+++ MATERIAL PROVIDED
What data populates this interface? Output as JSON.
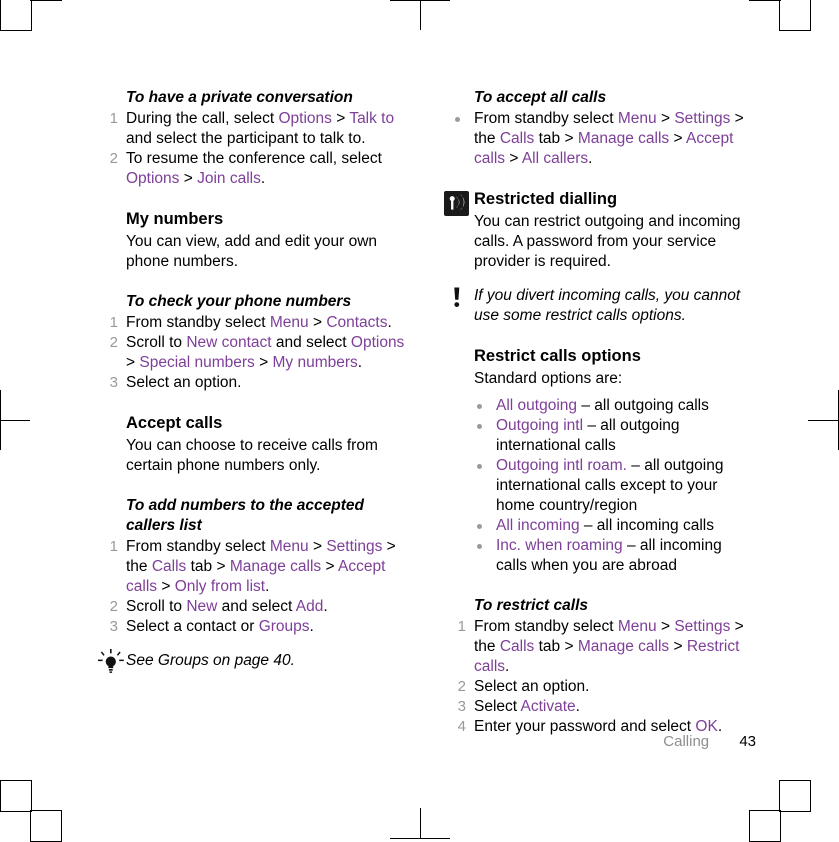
{
  "document": {
    "footer": {
      "chapter": "Calling",
      "page_number": "43"
    },
    "accent_color": "#7d3f98",
    "number_color": "#9a9a9a",
    "bullet_color": "#9a9a9a"
  },
  "left_column": {
    "proc_private_conversation": {
      "heading": "To have a private conversation",
      "steps": [
        {
          "num": "1",
          "parts": [
            {
              "t": "During the call, select ",
              "c": "plain"
            },
            {
              "t": "Options",
              "c": "ui"
            },
            {
              "t": " > ",
              "c": "plain"
            },
            {
              "t": "Talk to",
              "c": "ui"
            },
            {
              "t": " and select the participant to talk to.",
              "c": "plain"
            }
          ]
        },
        {
          "num": "2",
          "parts": [
            {
              "t": "To resume the conference call, select ",
              "c": "plain"
            },
            {
              "t": "Options",
              "c": "ui"
            },
            {
              "t": " > ",
              "c": "plain"
            },
            {
              "t": "Join calls",
              "c": "ui"
            },
            {
              "t": ".",
              "c": "plain"
            }
          ]
        }
      ]
    },
    "sect_my_numbers": {
      "heading": "My numbers",
      "body": "You can view, add and edit your own phone numbers."
    },
    "proc_check_phone_numbers": {
      "heading": "To check your phone numbers",
      "steps": [
        {
          "num": "1",
          "parts": [
            {
              "t": "From standby select ",
              "c": "plain"
            },
            {
              "t": "Menu",
              "c": "ui"
            },
            {
              "t": " > ",
              "c": "plain"
            },
            {
              "t": "Contacts",
              "c": "ui"
            },
            {
              "t": ".",
              "c": "plain"
            }
          ]
        },
        {
          "num": "2",
          "parts": [
            {
              "t": "Scroll to ",
              "c": "plain"
            },
            {
              "t": "New contact",
              "c": "ui"
            },
            {
              "t": " and select ",
              "c": "plain"
            },
            {
              "t": "Options",
              "c": "ui"
            },
            {
              "t": " > ",
              "c": "plain"
            },
            {
              "t": "Special numbers",
              "c": "ui"
            },
            {
              "t": " > ",
              "c": "plain"
            },
            {
              "t": "My numbers",
              "c": "ui"
            },
            {
              "t": ".",
              "c": "plain"
            }
          ]
        },
        {
          "num": "3",
          "parts": [
            {
              "t": "Select an option.",
              "c": "plain"
            }
          ]
        }
      ]
    },
    "sect_accept_calls": {
      "heading": "Accept calls",
      "body": "You can choose to receive calls from certain phone numbers only."
    },
    "proc_add_numbers": {
      "heading": "To add numbers to the accepted callers list",
      "steps": [
        {
          "num": "1",
          "parts": [
            {
              "t": "From standby select ",
              "c": "plain"
            },
            {
              "t": "Menu",
              "c": "ui"
            },
            {
              "t": " > ",
              "c": "plain"
            },
            {
              "t": "Settings",
              "c": "ui"
            },
            {
              "t": " > the ",
              "c": "plain"
            },
            {
              "t": "Calls",
              "c": "ui"
            },
            {
              "t": " tab > ",
              "c": "plain"
            },
            {
              "t": "Manage calls",
              "c": "ui"
            },
            {
              "t": " > ",
              "c": "plain"
            },
            {
              "t": "Accept calls",
              "c": "ui"
            },
            {
              "t": " > ",
              "c": "plain"
            },
            {
              "t": "Only from list",
              "c": "ui"
            },
            {
              "t": ".",
              "c": "plain"
            }
          ]
        },
        {
          "num": "2",
          "parts": [
            {
              "t": "Scroll to ",
              "c": "plain"
            },
            {
              "t": "New",
              "c": "ui"
            },
            {
              "t": " and select ",
              "c": "plain"
            },
            {
              "t": "Add",
              "c": "ui"
            },
            {
              "t": ".",
              "c": "plain"
            }
          ]
        },
        {
          "num": "3",
          "parts": [
            {
              "t": "Select a contact or ",
              "c": "plain"
            },
            {
              "t": "Groups",
              "c": "ui"
            },
            {
              "t": ".",
              "c": "plain"
            }
          ]
        }
      ]
    },
    "tip": {
      "icon": "lightbulb-tip-icon",
      "text": "See Groups on page 40."
    }
  },
  "right_column": {
    "proc_accept_all_calls": {
      "heading": "To accept all calls",
      "bullet_steps": [
        {
          "parts": [
            {
              "t": "From standby select ",
              "c": "plain"
            },
            {
              "t": "Menu",
              "c": "ui"
            },
            {
              "t": " > ",
              "c": "plain"
            },
            {
              "t": "Settings",
              "c": "ui"
            },
            {
              "t": " > the ",
              "c": "plain"
            },
            {
              "t": "Calls",
              "c": "ui"
            },
            {
              "t": " tab > ",
              "c": "plain"
            },
            {
              "t": "Manage calls",
              "c": "ui"
            },
            {
              "t": " > ",
              "c": "plain"
            },
            {
              "t": "Accept calls",
              "c": "ui"
            },
            {
              "t": " > ",
              "c": "plain"
            },
            {
              "t": "All callers",
              "c": "ui"
            },
            {
              "t": ".",
              "c": "plain"
            }
          ]
        }
      ]
    },
    "sect_restricted_dialling": {
      "icon": "signal-tower-icon",
      "heading": "Restricted dialling",
      "body": "You can restrict outgoing and incoming calls. A password from your service provider is required."
    },
    "note": {
      "icon": "exclamation-note-icon",
      "text": "If you divert incoming calls, you cannot use some restrict calls options."
    },
    "sect_restrict_calls_options": {
      "heading": "Restrict calls options",
      "intro": "Standard options are:",
      "options": [
        {
          "parts": [
            {
              "t": "All outgoing",
              "c": "ui"
            },
            {
              "t": " – all outgoing calls",
              "c": "plain"
            }
          ]
        },
        {
          "parts": [
            {
              "t": "Outgoing intl",
              "c": "ui"
            },
            {
              "t": " – all outgoing international calls",
              "c": "plain"
            }
          ]
        },
        {
          "parts": [
            {
              "t": "Outgoing intl roam.",
              "c": "ui"
            },
            {
              "t": " – all outgoing international calls except to your home country/region",
              "c": "plain"
            }
          ]
        },
        {
          "parts": [
            {
              "t": "All incoming",
              "c": "ui"
            },
            {
              "t": " – all incoming calls",
              "c": "plain"
            }
          ]
        },
        {
          "parts": [
            {
              "t": "Inc. when roaming",
              "c": "ui"
            },
            {
              "t": " – all incoming calls when you are abroad",
              "c": "plain"
            }
          ]
        }
      ]
    },
    "proc_restrict_calls": {
      "heading": "To restrict calls",
      "steps": [
        {
          "num": "1",
          "parts": [
            {
              "t": "From standby select ",
              "c": "plain"
            },
            {
              "t": "Menu",
              "c": "ui"
            },
            {
              "t": " > ",
              "c": "plain"
            },
            {
              "t": "Settings",
              "c": "ui"
            },
            {
              "t": " > the ",
              "c": "plain"
            },
            {
              "t": "Calls",
              "c": "ui"
            },
            {
              "t": " tab > ",
              "c": "plain"
            },
            {
              "t": "Manage calls",
              "c": "ui"
            },
            {
              "t": " > ",
              "c": "plain"
            },
            {
              "t": "Restrict calls",
              "c": "ui"
            },
            {
              "t": ".",
              "c": "plain"
            }
          ]
        },
        {
          "num": "2",
          "parts": [
            {
              "t": "Select an option.",
              "c": "plain"
            }
          ]
        },
        {
          "num": "3",
          "parts": [
            {
              "t": "Select ",
              "c": "plain"
            },
            {
              "t": "Activate",
              "c": "ui"
            },
            {
              "t": ".",
              "c": "plain"
            }
          ]
        },
        {
          "num": "4",
          "parts": [
            {
              "t": "Enter your password and select ",
              "c": "plain"
            },
            {
              "t": "OK",
              "c": "ui"
            },
            {
              "t": ".",
              "c": "plain"
            }
          ]
        }
      ]
    }
  }
}
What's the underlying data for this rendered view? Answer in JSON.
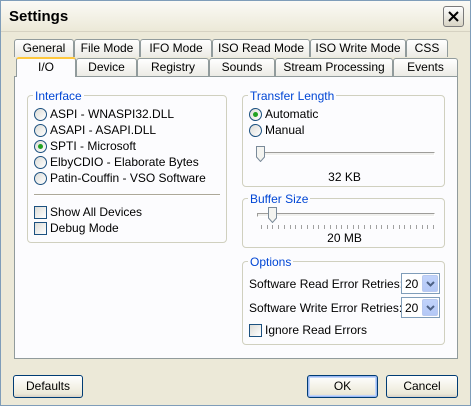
{
  "window": {
    "title": "Settings"
  },
  "tabs_row1": [
    "General",
    "File Mode",
    "IFO Mode",
    "ISO Read Mode",
    "ISO Write Mode",
    "CSS"
  ],
  "tabs_row2": [
    "I/O",
    "Device",
    "Registry",
    "Sounds",
    "Stream Processing",
    "Events"
  ],
  "active_tab": "I/O",
  "interface": {
    "label": "Interface",
    "options": [
      "ASPI - WNASPI32.DLL",
      "ASAPI - ASAPI.DLL",
      "SPTI - Microsoft",
      "ElbyCDIO - Elaborate Bytes",
      "Patin-Couffin - VSO Software"
    ],
    "selected": "SPTI - Microsoft",
    "checkboxes": [
      "Show All Devices",
      "Debug Mode"
    ]
  },
  "transfer_length": {
    "label": "Transfer Length",
    "options": [
      "Automatic",
      "Manual"
    ],
    "selected": "Automatic",
    "slider_value": "32 KB",
    "slider_position": 0.0
  },
  "buffer_size": {
    "label": "Buffer Size",
    "slider_value": "20 MB",
    "slider_position": 0.07
  },
  "options": {
    "label": "Options",
    "read_retries_label": "Software Read Error Retries:",
    "read_retries_value": "20",
    "write_retries_label": "Software Write Error Retries:",
    "write_retries_value": "20",
    "ignore_label": "Ignore Read Errors"
  },
  "buttons": {
    "defaults": "Defaults",
    "ok": "OK",
    "cancel": "Cancel"
  },
  "colors": {
    "group_label": "#0046d5",
    "radio_selected": "#21a121",
    "active_tab_top": "#ffc83c"
  },
  "icons": {
    "close": "close-icon",
    "dropdown": "chevron-down-icon"
  }
}
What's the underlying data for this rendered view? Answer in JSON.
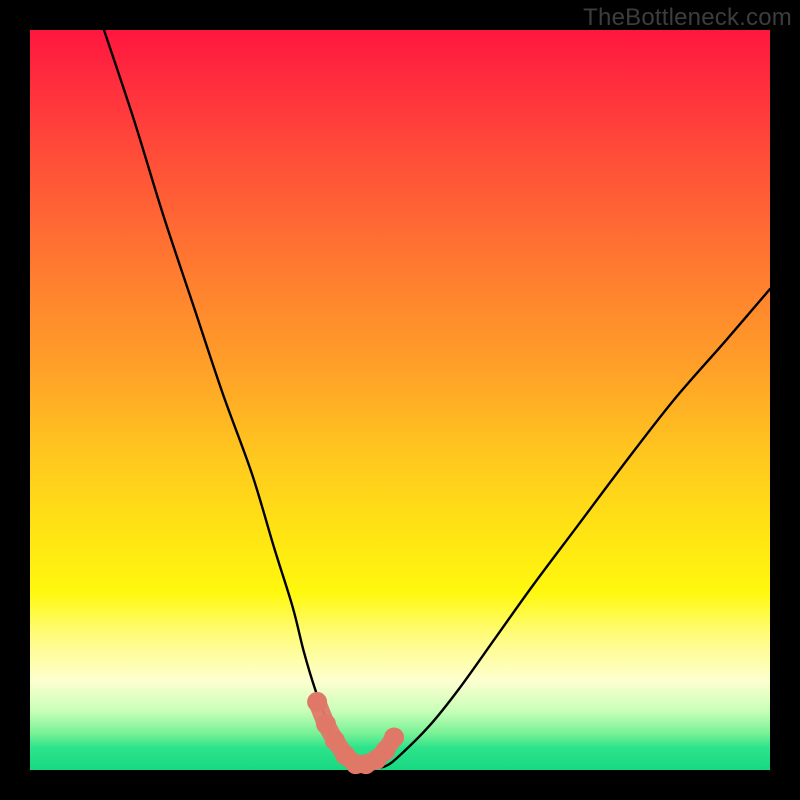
{
  "watermark": "TheBottleneck.com",
  "chart_data": {
    "type": "line",
    "title": "",
    "xlabel": "",
    "ylabel": "",
    "xlim": [
      0,
      100
    ],
    "ylim": [
      0,
      100
    ],
    "series": [
      {
        "name": "bottleneck-curve",
        "x": [
          10,
          14,
          18,
          22,
          26,
          30,
          33,
          35.5,
          37,
          38.5,
          40,
          41.5,
          43,
          44.5,
          46,
          48,
          50,
          54,
          58,
          63,
          68,
          74,
          80,
          87,
          94,
          100
        ],
        "values": [
          100,
          88,
          75,
          63,
          51,
          40,
          30,
          22,
          16,
          11,
          7,
          4,
          1.5,
          0.4,
          0.3,
          0.5,
          2,
          6,
          11,
          18,
          25,
          33,
          41,
          50,
          58,
          65
        ]
      },
      {
        "name": "valley-marker",
        "x": [
          38.8,
          40,
          41.2,
          42.6,
          44,
          45.4,
          46.8,
          48,
          49.2
        ],
        "values": [
          9.2,
          6.2,
          4.0,
          2.0,
          0.8,
          0.8,
          1.4,
          2.6,
          4.4
        ]
      }
    ],
    "annotations": [],
    "grid": false,
    "legend": false,
    "background_gradient": {
      "top": "#ff163e",
      "mid_upper": "#ff7a30",
      "mid": "#ffe414",
      "mid_lower": "#fdffd0",
      "bottom": "#17d982"
    },
    "marker_color": "#e07868",
    "curve_color": "#000000"
  }
}
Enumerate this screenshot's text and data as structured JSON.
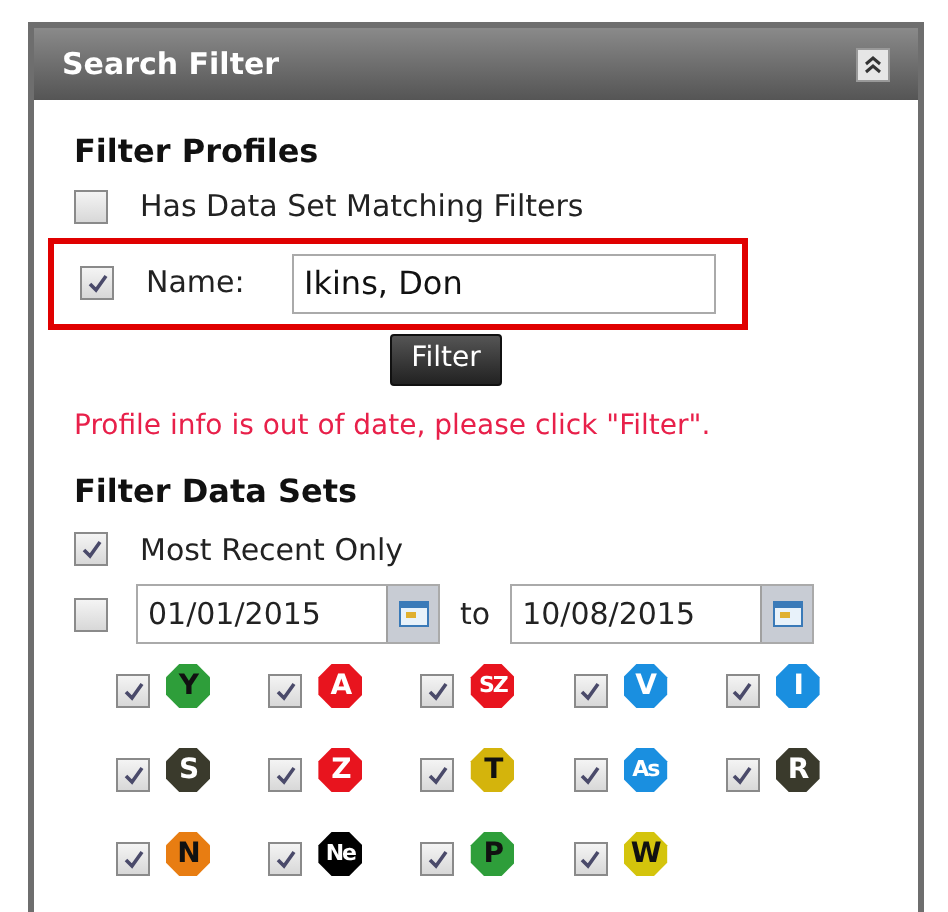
{
  "panel": {
    "title": "Search Filter"
  },
  "profiles": {
    "heading": "Filter Profiles",
    "has_data": {
      "label": "Has Data Set Matching Filters",
      "checked": false
    },
    "name": {
      "label": "Name:",
      "value": "Ikins, Don",
      "checked": true,
      "highlighted": true
    },
    "button": "Filter",
    "warning": "Profile info is out of date, please click \"Filter\"."
  },
  "data_sets": {
    "heading": "Filter Data Sets",
    "most_recent": {
      "label": "Most Recent Only",
      "checked": true
    },
    "date_range": {
      "checked": false,
      "from": "01/01/2015",
      "separator": "to",
      "to": "10/08/2015"
    },
    "badges": [
      {
        "label": "Y",
        "color": "#2e9e3a",
        "dark_text": true,
        "checked": true
      },
      {
        "label": "A",
        "color": "#e8141e",
        "dark_text": false,
        "checked": true
      },
      {
        "label": "SZ",
        "color": "#e8141e",
        "dark_text": false,
        "checked": true
      },
      {
        "label": "V",
        "color": "#1a8fe0",
        "dark_text": false,
        "checked": true
      },
      {
        "label": "I",
        "color": "#1a8fe0",
        "dark_text": false,
        "checked": true
      },
      {
        "label": "S",
        "color": "#3a3a2c",
        "dark_text": false,
        "checked": true
      },
      {
        "label": "Z",
        "color": "#e8141e",
        "dark_text": false,
        "checked": true
      },
      {
        "label": "T",
        "color": "#d4b40c",
        "dark_text": true,
        "checked": true
      },
      {
        "label": "As",
        "color": "#1a8fe0",
        "dark_text": false,
        "checked": true
      },
      {
        "label": "R",
        "color": "#3a3a2c",
        "dark_text": false,
        "checked": true
      },
      {
        "label": "N",
        "color": "#e87d12",
        "dark_text": true,
        "checked": true
      },
      {
        "label": "Ne",
        "color": "#000000",
        "dark_text": false,
        "checked": true
      },
      {
        "label": "P",
        "color": "#2e9e3a",
        "dark_text": true,
        "checked": true
      },
      {
        "label": "W",
        "color": "#d4c40c",
        "dark_text": true,
        "checked": true
      }
    ]
  }
}
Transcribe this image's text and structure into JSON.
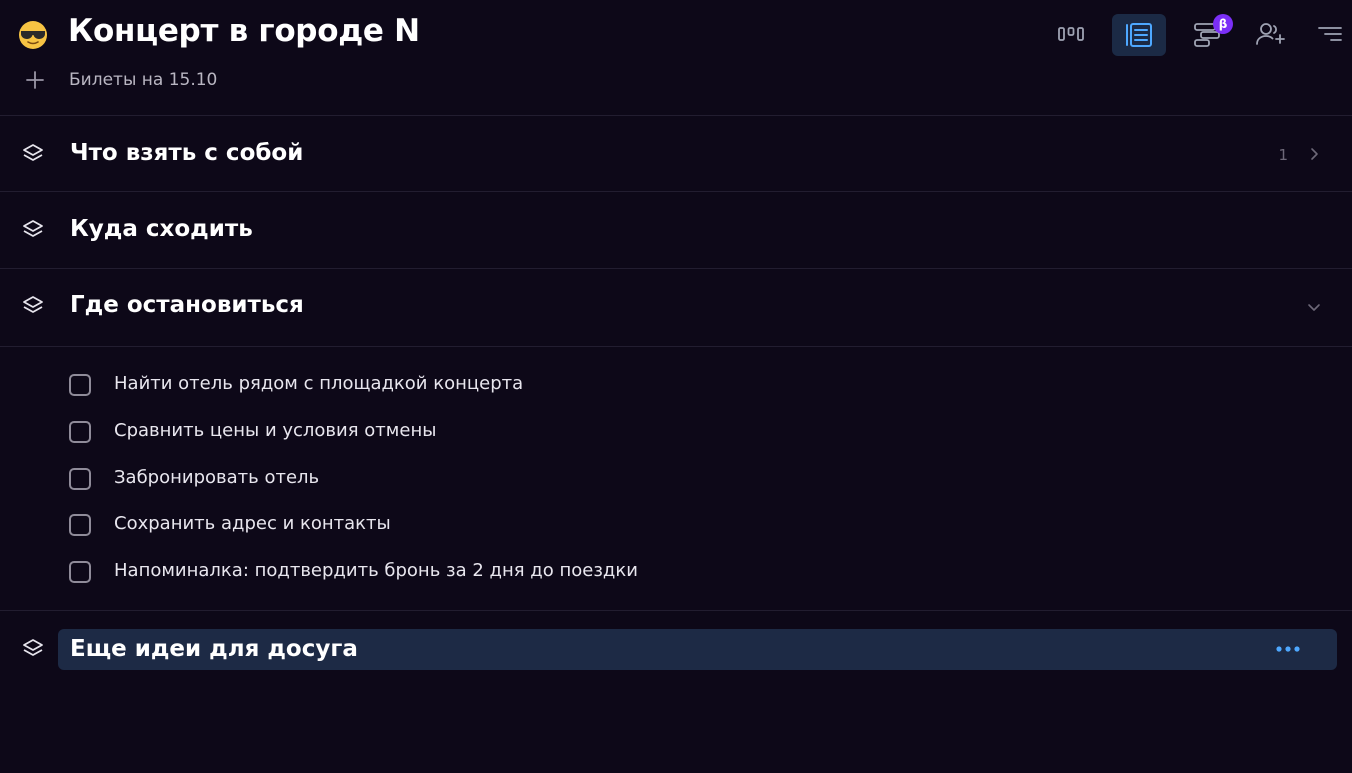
++++++
AIM |
Which lines contain "body"? Copy each of them out.

EXERCISE RESULT |
      "body": "You can view, add and edit your own phone numbers."
      "body": "You can choose to receive calls from certain phone numbers only."
      "body": "You can restrict outgoing and incoming calls. A password from your service provider is required."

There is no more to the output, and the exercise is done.